EXTRAIT CITÉ
= = =

Plusieurs choses hallucinantes entendues ce samedi matin dernier sur Europe-1, dans une émission animée par Olivier Duhamel. Etaient invités Robert Namias et Michèle Cotta : d’entrée de jeu on se félicite mutuellement, on se congratule pour bien souligner l’entre-soi et une connivence élogieuse sur à peu près tous les sujets – sans contradiction aucune -, notamment pour faire l’éloge du grand-débat co-animé, la veille au soir, par la secrétaire d’Etat Marlène Schiappa et le présentateur Cyril Hanouna.

= = =

CONSIGNES
• a. Réécrivez sous forme de liste le paragraphe de l'extrait qui commence par « Plusieurs choses hallucinantes », en gardant ses faits principaux.
• b. Répondez à ces questions d'après l'extrait :
(i) Sur quelle station l'émission a-t-elle été diffusée ?
(ii) Qui animait le grand débat avec Marlène Schiappa ?
(iii) À quel moment ce grand débat avait-il eu lieu par rapport à l'émission ?
• c. Recopiez le passage de l'extrait qui commence par « Plusieurs choses hallucinantes » et se termine par « présentateur Cyril Hanouna. ».
Les items qui suivent n'ont aucun rapport avec l'extrait.

DONNÉES AFFICHÉES
= = =

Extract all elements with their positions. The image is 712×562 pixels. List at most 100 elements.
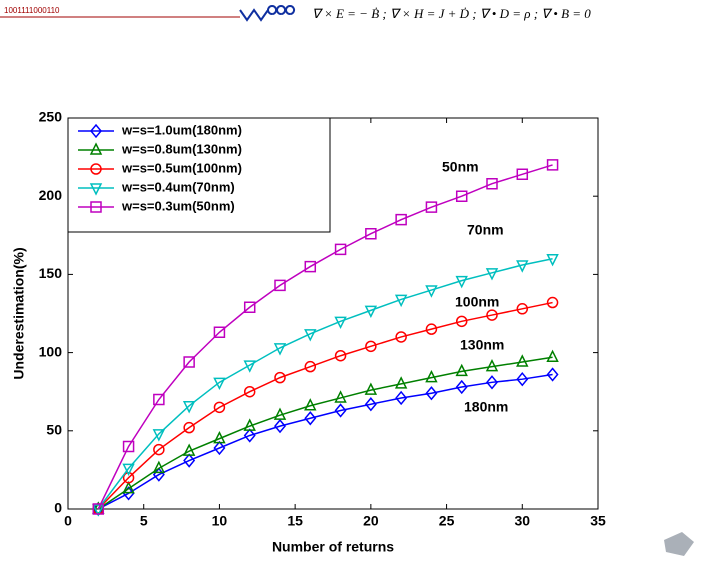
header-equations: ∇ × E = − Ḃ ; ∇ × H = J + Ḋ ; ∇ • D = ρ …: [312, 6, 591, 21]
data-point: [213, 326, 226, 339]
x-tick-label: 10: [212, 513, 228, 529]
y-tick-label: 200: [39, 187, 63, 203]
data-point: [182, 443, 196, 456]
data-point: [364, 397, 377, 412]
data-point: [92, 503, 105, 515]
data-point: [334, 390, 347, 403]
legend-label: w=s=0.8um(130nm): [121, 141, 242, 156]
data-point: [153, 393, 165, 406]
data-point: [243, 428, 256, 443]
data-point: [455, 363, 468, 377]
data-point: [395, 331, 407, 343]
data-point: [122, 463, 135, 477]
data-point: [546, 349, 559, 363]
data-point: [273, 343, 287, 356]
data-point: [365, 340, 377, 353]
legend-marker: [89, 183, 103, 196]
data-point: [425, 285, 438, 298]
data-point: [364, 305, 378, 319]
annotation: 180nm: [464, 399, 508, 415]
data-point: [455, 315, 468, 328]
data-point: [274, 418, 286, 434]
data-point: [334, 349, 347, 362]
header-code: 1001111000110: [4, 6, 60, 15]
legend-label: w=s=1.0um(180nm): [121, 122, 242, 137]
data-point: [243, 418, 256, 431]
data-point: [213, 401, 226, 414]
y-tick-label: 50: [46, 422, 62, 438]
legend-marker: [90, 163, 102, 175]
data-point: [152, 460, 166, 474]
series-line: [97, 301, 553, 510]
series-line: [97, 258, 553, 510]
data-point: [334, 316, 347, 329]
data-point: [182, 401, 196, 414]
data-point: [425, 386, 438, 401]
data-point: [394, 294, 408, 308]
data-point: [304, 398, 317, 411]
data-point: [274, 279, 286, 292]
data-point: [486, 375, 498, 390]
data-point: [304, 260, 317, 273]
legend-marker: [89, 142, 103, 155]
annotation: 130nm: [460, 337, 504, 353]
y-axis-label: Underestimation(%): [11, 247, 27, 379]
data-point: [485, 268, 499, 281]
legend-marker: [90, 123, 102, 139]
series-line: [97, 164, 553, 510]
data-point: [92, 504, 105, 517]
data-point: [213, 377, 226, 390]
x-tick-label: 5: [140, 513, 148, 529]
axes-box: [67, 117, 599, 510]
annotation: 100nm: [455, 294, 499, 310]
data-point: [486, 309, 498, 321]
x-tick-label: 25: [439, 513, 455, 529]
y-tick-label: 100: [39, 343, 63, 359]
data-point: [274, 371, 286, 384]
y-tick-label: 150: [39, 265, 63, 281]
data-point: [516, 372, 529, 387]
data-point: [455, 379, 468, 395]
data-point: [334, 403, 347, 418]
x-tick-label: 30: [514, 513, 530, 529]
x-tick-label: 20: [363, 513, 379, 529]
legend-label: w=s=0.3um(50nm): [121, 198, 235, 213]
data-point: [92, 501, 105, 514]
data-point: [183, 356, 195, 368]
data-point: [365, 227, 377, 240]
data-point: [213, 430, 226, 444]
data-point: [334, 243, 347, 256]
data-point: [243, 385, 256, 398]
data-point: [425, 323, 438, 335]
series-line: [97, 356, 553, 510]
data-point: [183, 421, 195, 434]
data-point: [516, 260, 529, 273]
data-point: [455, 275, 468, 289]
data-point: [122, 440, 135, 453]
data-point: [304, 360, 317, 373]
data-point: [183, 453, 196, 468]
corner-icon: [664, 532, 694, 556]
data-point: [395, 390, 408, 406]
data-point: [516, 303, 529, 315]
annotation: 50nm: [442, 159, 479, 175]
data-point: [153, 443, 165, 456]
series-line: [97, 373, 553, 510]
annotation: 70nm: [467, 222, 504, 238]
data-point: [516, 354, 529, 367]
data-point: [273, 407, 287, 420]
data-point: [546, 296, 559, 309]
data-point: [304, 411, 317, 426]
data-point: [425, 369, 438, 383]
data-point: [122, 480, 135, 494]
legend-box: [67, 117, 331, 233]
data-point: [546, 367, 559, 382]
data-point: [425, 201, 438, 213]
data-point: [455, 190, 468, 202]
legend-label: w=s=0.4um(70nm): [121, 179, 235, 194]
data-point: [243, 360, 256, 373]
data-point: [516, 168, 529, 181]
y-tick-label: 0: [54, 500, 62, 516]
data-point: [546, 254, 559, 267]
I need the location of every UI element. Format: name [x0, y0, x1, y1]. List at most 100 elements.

= = =

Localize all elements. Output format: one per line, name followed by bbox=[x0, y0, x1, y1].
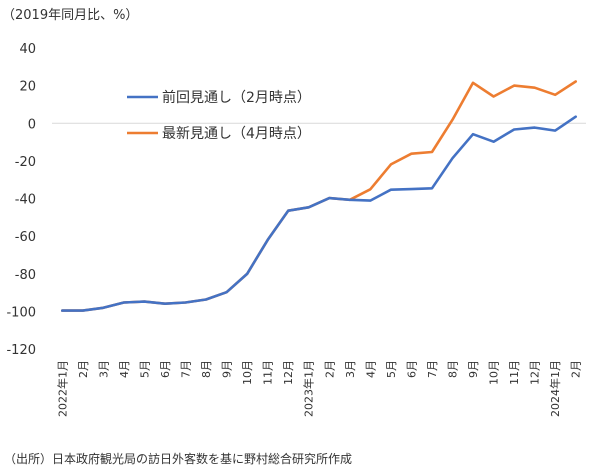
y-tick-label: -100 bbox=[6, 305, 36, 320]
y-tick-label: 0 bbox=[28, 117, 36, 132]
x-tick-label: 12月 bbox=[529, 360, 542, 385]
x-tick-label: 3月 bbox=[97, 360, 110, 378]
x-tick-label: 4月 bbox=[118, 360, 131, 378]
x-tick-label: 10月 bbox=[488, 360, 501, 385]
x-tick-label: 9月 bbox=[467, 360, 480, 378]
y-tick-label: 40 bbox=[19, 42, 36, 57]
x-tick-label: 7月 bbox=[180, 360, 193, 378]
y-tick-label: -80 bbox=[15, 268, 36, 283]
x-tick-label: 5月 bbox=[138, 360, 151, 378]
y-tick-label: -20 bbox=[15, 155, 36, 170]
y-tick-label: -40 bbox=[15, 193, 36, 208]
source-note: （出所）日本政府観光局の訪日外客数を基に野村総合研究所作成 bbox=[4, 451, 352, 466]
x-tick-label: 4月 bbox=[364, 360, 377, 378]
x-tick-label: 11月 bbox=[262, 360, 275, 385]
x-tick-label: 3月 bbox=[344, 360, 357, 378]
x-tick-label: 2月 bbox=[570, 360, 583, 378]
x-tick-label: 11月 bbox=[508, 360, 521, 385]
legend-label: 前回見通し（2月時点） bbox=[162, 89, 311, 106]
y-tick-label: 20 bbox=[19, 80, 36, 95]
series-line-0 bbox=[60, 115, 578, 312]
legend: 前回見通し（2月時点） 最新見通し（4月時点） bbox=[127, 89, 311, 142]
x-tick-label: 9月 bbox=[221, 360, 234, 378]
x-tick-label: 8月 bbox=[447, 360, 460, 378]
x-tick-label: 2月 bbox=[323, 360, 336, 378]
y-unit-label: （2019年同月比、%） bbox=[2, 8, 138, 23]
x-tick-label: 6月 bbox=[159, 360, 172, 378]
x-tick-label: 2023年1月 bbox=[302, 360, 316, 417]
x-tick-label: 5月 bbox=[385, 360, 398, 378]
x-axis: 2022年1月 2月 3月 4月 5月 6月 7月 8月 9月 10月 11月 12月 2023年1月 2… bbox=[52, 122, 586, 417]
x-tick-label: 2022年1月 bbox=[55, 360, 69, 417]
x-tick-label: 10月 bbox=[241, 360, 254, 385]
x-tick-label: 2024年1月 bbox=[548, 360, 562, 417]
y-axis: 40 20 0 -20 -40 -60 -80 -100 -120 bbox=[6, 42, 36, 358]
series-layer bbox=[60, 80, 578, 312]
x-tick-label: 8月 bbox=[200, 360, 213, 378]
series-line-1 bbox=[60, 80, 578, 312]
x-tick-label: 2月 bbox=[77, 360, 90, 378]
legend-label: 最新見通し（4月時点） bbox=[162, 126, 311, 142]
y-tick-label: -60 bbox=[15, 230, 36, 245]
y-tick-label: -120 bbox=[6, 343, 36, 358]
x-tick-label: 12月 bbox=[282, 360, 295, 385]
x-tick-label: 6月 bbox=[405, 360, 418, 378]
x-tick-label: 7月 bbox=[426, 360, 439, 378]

= = =

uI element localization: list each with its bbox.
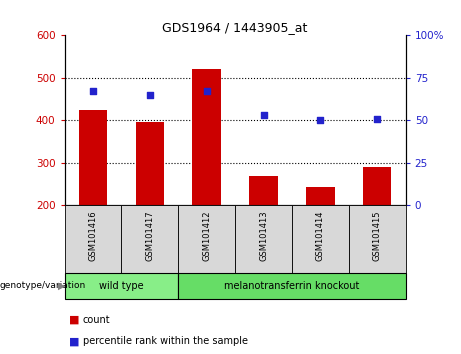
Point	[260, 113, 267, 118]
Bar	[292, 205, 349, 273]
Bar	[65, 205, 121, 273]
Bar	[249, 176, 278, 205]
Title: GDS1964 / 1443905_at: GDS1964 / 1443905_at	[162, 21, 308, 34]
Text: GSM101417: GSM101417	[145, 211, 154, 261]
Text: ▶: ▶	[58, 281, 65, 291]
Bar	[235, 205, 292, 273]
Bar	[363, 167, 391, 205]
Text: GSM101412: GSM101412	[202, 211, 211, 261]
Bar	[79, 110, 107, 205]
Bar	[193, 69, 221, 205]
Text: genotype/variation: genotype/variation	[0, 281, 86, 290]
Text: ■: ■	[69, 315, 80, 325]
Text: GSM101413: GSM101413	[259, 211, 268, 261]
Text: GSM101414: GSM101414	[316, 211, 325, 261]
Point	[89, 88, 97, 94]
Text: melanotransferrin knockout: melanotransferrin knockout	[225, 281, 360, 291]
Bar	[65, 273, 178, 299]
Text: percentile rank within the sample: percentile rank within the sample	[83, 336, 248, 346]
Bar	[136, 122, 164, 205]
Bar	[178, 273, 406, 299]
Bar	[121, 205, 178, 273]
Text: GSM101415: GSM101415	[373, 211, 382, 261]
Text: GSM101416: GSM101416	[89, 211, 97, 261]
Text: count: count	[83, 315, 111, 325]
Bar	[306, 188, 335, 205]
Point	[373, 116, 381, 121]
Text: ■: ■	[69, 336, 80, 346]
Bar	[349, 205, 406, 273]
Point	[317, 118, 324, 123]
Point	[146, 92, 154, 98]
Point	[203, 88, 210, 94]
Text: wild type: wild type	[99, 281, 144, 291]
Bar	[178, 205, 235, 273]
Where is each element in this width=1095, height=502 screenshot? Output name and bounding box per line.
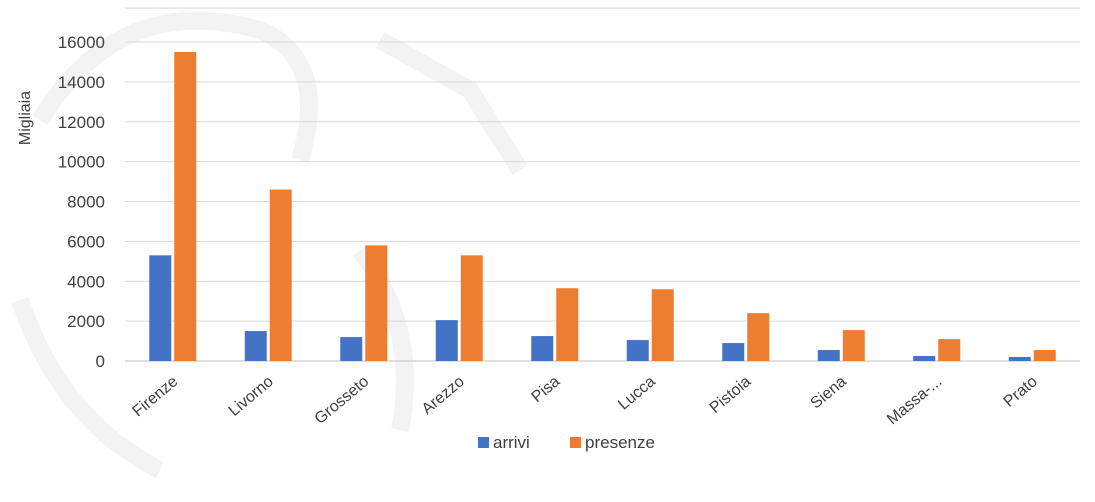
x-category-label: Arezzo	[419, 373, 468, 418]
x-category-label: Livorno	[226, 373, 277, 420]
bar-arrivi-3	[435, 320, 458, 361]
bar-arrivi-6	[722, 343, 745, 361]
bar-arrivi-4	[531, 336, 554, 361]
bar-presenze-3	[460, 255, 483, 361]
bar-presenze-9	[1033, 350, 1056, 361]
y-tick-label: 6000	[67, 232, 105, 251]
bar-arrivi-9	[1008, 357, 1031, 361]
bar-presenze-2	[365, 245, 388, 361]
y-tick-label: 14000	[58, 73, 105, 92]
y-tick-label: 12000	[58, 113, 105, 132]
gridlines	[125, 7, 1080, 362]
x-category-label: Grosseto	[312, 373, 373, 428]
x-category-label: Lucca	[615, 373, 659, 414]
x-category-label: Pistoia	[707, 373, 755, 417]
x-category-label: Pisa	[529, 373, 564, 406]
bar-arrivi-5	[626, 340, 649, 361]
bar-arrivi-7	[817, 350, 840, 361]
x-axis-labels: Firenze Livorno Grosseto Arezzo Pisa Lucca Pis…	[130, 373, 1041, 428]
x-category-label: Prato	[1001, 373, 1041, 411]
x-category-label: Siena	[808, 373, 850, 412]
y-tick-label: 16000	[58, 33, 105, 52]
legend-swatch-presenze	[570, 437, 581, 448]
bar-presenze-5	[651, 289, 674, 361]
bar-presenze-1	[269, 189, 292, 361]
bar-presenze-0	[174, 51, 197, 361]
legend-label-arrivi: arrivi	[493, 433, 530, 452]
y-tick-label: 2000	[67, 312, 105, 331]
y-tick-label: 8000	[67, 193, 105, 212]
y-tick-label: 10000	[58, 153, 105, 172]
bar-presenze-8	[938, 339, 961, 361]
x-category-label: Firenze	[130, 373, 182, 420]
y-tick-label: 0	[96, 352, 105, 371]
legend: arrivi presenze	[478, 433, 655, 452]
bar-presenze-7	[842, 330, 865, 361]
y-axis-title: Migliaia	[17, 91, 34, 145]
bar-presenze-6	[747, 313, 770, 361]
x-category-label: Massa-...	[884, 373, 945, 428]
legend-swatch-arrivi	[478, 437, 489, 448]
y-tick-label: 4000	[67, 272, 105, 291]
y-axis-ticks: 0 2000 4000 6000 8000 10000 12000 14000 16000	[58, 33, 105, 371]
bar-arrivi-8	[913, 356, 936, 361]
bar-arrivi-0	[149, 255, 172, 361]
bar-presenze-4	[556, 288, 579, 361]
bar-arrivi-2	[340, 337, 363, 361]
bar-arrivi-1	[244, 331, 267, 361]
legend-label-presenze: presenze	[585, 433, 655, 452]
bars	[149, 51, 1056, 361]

= = =

CORRIGÉS
• a.
- Plusieurs choses hallucinantes ont été entendues samedi matin dernier sur Europe-1, dans une émission animée par Olivier Duhamel.
- Les invités étaient Robert Namias et Michèle Cotta.
- Dès le début, ils se félicitent et se congratulent mutuellement, dans un entre-soi et une connivence élogieuse sur presque tous les sujets, sans aucune contradiction.
- Ils font notamment l'éloge du grand débat coanimé la veille au soir par la secrétaire d'État Marlène Schiappa et le présentateur Cyril Hanouna.

• b.
(i) Sur Europe-1.
(ii) Le présentateur Cyril Hanouna.
(iii) La veille au soir.

• c.
Plusieurs choses hallucinantes entendues ce samedi matin dernier sur Europe-1, dans une émission animée par Olivier Duhamel. Etaient invités Robert Namias et Michèle Cotta : d’entrée de jeu on se félicite mutuellement, on se congratule pour bien souligner l’entre-soi et une connivence élogieuse sur à peu près tous les sujets – sans contradiction aucune -, notamment pour faire l’éloge du grand-débat co-animé, la veille au soir, par la secrétaire d’Etat Marlène Schiappa et le présentateur Cyril Hanouna.